**REQUIRED TASK:**
Give back the whole listing exactly as shown.

[Data entries]
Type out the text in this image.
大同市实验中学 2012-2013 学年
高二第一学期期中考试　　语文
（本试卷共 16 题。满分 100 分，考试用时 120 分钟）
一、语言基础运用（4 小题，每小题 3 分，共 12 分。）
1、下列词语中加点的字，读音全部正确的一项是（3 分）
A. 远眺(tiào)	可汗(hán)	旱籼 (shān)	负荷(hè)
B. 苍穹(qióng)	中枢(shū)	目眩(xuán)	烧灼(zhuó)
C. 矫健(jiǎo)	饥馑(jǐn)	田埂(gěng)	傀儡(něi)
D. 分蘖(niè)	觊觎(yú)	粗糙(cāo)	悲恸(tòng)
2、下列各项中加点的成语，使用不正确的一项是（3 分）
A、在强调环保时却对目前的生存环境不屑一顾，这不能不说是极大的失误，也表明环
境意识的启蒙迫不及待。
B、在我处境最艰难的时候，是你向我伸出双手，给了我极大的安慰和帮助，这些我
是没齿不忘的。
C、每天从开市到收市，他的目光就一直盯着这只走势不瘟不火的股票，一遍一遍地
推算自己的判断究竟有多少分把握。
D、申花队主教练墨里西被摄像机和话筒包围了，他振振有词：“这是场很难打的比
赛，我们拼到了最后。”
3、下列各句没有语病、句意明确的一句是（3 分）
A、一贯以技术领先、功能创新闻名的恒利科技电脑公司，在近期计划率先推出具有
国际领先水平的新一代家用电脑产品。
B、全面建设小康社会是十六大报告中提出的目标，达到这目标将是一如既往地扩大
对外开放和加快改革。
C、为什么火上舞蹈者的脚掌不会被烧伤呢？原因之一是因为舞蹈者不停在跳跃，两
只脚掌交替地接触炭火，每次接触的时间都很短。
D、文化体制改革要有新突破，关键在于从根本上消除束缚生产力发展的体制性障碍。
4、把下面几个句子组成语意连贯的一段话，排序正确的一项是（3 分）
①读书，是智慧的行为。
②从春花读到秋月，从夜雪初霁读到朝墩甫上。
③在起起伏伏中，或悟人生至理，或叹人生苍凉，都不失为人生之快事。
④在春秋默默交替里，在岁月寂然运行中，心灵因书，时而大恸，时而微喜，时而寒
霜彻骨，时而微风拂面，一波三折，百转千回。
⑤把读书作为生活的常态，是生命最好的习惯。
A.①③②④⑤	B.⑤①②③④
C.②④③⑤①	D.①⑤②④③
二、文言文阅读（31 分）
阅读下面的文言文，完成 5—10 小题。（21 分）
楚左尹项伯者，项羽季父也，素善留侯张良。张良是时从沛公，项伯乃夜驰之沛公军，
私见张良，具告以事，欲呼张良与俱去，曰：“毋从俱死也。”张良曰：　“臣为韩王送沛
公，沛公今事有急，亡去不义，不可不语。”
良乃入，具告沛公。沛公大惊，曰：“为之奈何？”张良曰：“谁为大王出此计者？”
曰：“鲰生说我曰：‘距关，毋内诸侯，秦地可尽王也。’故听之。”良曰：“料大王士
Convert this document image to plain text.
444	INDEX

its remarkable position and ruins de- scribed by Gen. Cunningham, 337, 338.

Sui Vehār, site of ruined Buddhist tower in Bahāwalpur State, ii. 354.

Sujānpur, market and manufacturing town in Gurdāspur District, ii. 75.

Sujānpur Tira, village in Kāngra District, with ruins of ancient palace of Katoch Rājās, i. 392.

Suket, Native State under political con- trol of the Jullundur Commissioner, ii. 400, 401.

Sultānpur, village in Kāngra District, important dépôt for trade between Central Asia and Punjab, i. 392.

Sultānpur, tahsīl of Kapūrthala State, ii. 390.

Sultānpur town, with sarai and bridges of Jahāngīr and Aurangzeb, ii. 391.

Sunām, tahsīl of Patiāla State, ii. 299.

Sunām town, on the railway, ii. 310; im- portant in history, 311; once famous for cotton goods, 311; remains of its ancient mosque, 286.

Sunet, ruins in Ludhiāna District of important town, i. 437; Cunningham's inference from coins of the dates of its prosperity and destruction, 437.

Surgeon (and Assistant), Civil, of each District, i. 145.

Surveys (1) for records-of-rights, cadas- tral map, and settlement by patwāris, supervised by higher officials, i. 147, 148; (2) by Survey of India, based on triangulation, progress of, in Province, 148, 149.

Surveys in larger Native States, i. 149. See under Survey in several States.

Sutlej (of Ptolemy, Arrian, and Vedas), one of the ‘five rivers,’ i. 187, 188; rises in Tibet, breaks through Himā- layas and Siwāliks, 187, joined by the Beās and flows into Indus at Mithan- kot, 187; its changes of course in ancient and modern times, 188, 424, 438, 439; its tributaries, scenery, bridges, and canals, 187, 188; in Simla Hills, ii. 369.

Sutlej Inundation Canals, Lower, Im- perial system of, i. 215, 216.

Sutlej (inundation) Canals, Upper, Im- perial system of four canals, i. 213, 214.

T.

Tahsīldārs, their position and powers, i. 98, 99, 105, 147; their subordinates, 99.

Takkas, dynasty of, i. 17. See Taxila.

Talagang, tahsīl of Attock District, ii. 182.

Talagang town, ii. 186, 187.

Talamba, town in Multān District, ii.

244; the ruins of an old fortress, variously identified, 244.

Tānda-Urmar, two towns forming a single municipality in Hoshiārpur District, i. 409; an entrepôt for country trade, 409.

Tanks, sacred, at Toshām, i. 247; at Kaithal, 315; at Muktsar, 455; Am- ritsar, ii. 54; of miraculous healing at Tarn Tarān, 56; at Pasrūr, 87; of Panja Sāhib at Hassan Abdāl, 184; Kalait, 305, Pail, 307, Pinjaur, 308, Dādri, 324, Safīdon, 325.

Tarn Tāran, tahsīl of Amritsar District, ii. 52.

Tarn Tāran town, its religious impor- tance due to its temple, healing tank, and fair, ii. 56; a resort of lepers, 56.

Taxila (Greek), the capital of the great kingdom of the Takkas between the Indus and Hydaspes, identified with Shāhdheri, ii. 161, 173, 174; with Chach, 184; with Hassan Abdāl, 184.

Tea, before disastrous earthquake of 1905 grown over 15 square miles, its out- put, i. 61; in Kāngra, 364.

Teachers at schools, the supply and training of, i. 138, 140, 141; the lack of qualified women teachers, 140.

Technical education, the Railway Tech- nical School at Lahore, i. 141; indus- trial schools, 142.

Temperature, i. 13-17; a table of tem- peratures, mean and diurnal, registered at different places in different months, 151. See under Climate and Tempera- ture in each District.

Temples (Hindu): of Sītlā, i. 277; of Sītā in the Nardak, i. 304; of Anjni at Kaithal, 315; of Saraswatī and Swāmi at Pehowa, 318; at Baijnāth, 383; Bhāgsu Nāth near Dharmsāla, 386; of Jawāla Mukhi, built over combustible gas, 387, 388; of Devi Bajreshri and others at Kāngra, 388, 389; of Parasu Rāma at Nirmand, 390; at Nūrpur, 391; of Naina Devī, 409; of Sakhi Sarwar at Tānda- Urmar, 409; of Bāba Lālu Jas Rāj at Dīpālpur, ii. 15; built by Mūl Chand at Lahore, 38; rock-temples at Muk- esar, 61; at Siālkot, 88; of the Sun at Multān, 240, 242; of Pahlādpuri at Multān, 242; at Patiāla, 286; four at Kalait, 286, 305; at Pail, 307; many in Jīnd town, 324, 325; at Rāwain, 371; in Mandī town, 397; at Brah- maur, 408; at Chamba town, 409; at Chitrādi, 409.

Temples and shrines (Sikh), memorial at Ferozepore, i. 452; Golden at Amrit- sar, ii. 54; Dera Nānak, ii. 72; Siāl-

**REPLY:**
Type out the text in this image.
大同市实验中学 2012-2013 学年
高二第一学期期中考试　　语文
（本试卷共 16 题。满分 100 分，考试用时 120 分钟）
一、语言基础运用（4 小题，每小题 3 分，共 12 分。）
1、下列词语中加点的字，读音全部正确的一项是（3 分）
A. 远眺(tiào)	可汗(hán)	旱籼 (shān)	负荷(hè)
B. 苍穹(qióng)	中枢(shū)	目眩(xuán)	烧灼(zhuó)
C. 矫健(jiǎo)	饥馑(jǐn)	田埂(gěng)	傀儡(něi)
D. 分蘖(niè)	觊觎(yú)	粗糙(cāo)	悲恸(tòng)
2、下列各项中加点的成语，使用不正确的一项是（3 分）
A、在强调环保时却对目前的生存环境不屑一顾，这不能不说是极大的失误，也表明环
境意识的启蒙迫不及待。
B、在我处境最艰难的时候，是你向我伸出双手，给了我极大的安慰和帮助，这些我
是没齿不忘的。
C、每天从开市到收市，他的目光就一直盯着这只走势不瘟不火的股票，一遍一遍地
推算自己的判断究竟有多少分把握。
D、申花队主教练墨里西被摄像机和话筒包围了，他振振有词：“这是场很难打的比
赛，我们拼到了最后。”
3、下列各句没有语病、句意明确的一句是（3 分）
A、一贯以技术领先、功能创新闻名的恒利科技电脑公司，在近期计划率先推出具有
国际领先水平的新一代家用电脑产品。
B、全面建设小康社会是十六大报告中提出的目标，达到这目标将是一如既往地扩大
对外开放和加快改革。
C、为什么火上舞蹈者的脚掌不会被烧伤呢？原因之一是因为舞蹈者不停在跳跃，两
只脚掌交替地接触炭火，每次接触的时间都很短。
D、文化体制改革要有新突破，关键在于从根本上消除束缚生产力发展的体制性障碍。
4、把下面几个句子组成语意连贯的一段话，排序正确的一项是（3 分）
①读书，是智慧的行为。
②从春花读到秋月，从夜雪初霁读到朝墩甫上。
③在起起伏伏中，或悟人生至理，或叹人生苍凉，都不失为人生之快事。
④在春秋默默交替里，在岁月寂然运行中，心灵因书，时而大恸，时而微喜，时而寒
霜彻骨，时而微风拂面，一波三折，百转千回。
⑤把读书作为生活的常态，是生命最好的习惯。
A.①③②④⑤	B.⑤①②③④
C.②④③⑤①	D.①⑤②④③
二、文言文阅读（31 分）
阅读下面的文言文，完成 5—10 小题。（21 分）
楚左尹项伯者，项羽季父也，素善留侯张良。张良是时从沛公，项伯乃夜驰之沛公军，
私见张良，具告以事，欲呼张良与俱去，曰：“毋从俱死也。”张良曰：　“臣为韩王送沛
公，沛公今事有急，亡去不义，不可不语。”
良乃入，具告沛公。沛公大惊，曰：“为之奈何？”张良曰：“谁为大王出此计者？”
曰：“鲰生说我曰：‘距关，毋内诸侯，秦地可尽王也。’故听之。”良曰：“料大王士
Convert this document image to plain text.
444	INDEX

its remarkable position and ruins de- scribed by Gen. Cunningham, 337, 338.

Sui Vehār, site of ruined Buddhist tower in Bahāwalpur State, ii. 354.

Sujānpur, market and manufacturing town in Gurdāspur District, ii. 75.

Sujānpur Tira, village in Kāngra District, with ruins of ancient palace of Katoch Rājās, i. 392.

Suket, Native State under political con- trol of the Jullundur Commissioner, ii. 400, 401.

Sultānpur, village in Kāngra District, important dépôt for trade between Central Asia and Punjab, i. 392.

Sultānpur, tahsīl of Kapūrthala State, ii. 390.

Sultānpur town, with sarai and bridges of Jahāngīr and Aurangzeb, ii. 391.

Sunām, tahsīl of Patiāla State, ii. 299.

Sunām town, on the railway, ii. 310; im- portant in history, 311; once famous for cotton goods, 311; remains of its ancient mosque, 286.

Sunet, ruins in Ludhiāna District of important town, i. 437; Cunningham's inference from coins of the dates of its prosperity and destruction, 437.

Surgeon (and Assistant), Civil, of each District, i. 145.

Surveys (1) for records-of-rights, cadas- tral map, and settlement by patwāris, supervised by higher officials, i. 147, 148; (2) by Survey of India, based on triangulation, progress of, in Province, 148, 149.

Surveys in larger Native States, i. 149. See under Survey in several States.

Sutlej (of Ptolemy, Arrian, and Vedas), one of the ‘five rivers,’ i. 187, 188; rises in Tibet, breaks through Himā- layas and Siwāliks, 187, joined by the Beās and flows into Indus at Mithan- kot, 187; its changes of course in ancient and modern times, 188, 424, 438, 439; its tributaries, scenery, bridges, and canals, 187, 188; in Simla Hills, ii. 369.

Sutlej Inundation Canals, Lower, Im- perial system of, i. 215, 216.

Sutlej (inundation) Canals, Upper, Im- perial system of four canals, i. 213, 214.

T.

Tahsīldārs, their position and powers, i. 98, 99, 105, 147; their subordinates, 99.

Takkas, dynasty of, i. 17. See Taxila.

Talagang, tahsīl of Attock District, ii. 182.

Talagang town, ii. 186, 187.

Talamba, town in Multān District, ii.

244; the ruins of an old fortress, variously identified, 244.

Tānda-Urmar, two towns forming a single municipality in Hoshiārpur District, i. 409; an entrepôt for country trade, 409.

Tanks, sacred, at Toshām, i. 247; at Kaithal, 315; at Muktsar, 455; Am- ritsar, ii. 54; of miraculous healing at Tarn Tarān, 56; at Pasrūr, 87; of Panja Sāhib at Hassan Abdāl, 184; Kalait, 305, Pail, 307, Pinjaur, 308, Dādri, 324, Safīdon, 325.

Tarn Tāran, tahsīl of Amritsar District, ii. 52.

Tarn Tāran town, its religious impor- tance due to its temple, healing tank, and fair, ii. 56; a resort of lepers, 56.

Taxila (Greek), the capital of the great kingdom of the Takkas between the Indus and Hydaspes, identified with Shāhdheri, ii. 161, 173, 174; with Chach, 184; with Hassan Abdāl, 184.

Tea, before disastrous earthquake of 1905 grown over 15 square miles, its out- put, i. 61; in Kāngra, 364.

Teachers at schools, the supply and training of, i. 138, 140, 141; the lack of qualified women teachers, 140.

Technical education, the Railway Tech- nical School at Lahore, i. 141; indus- trial schools, 142.

Temperature, i. 13-17; a table of tem- peratures, mean and diurnal, registered at different places in different months, 151. See under Climate and Tempera- ture in each District.

Temples (Hindu): of Sītlā, i. 277; of Sītā in the Nardak, i. 304; of Anjni at Kaithal, 315; of Saraswatī and Swāmi at Pehowa, 318; at Baijnāth, 383; Bhāgsu Nāth near Dharmsāla, 386; of Jawāla Mukhi, built over combustible gas, 387, 388; of Devi Bajreshri and others at Kāngra, 388, 389; of Parasu Rāma at Nirmand, 390; at Nūrpur, 391; of Naina Devī, 409; of Sakhi Sarwar at Tānda- Urmar, 409; of Bāba Lālu Jas Rāj at Dīpālpur, ii. 15; built by Mūl Chand at Lahore, 38; rock-temples at Muk- esar, 61; at Siālkot, 88; of the Sun at Multān, 240, 242; of Pahlādpuri at Multān, 242; at Patiāla, 286; four at Kalait, 286, 305; at Pail, 307; many in Jīnd town, 324, 325; at Rāwain, 371; in Mandī town, 397; at Brah- maur, 408; at Chamba town, 409; at Chitrādi, 409.

Temples and shrines (Sikh), memorial at Ferozepore, i. 452; Golden at Amrit- sar, ii. 54; Dera Nānak, ii. 72; Siāl-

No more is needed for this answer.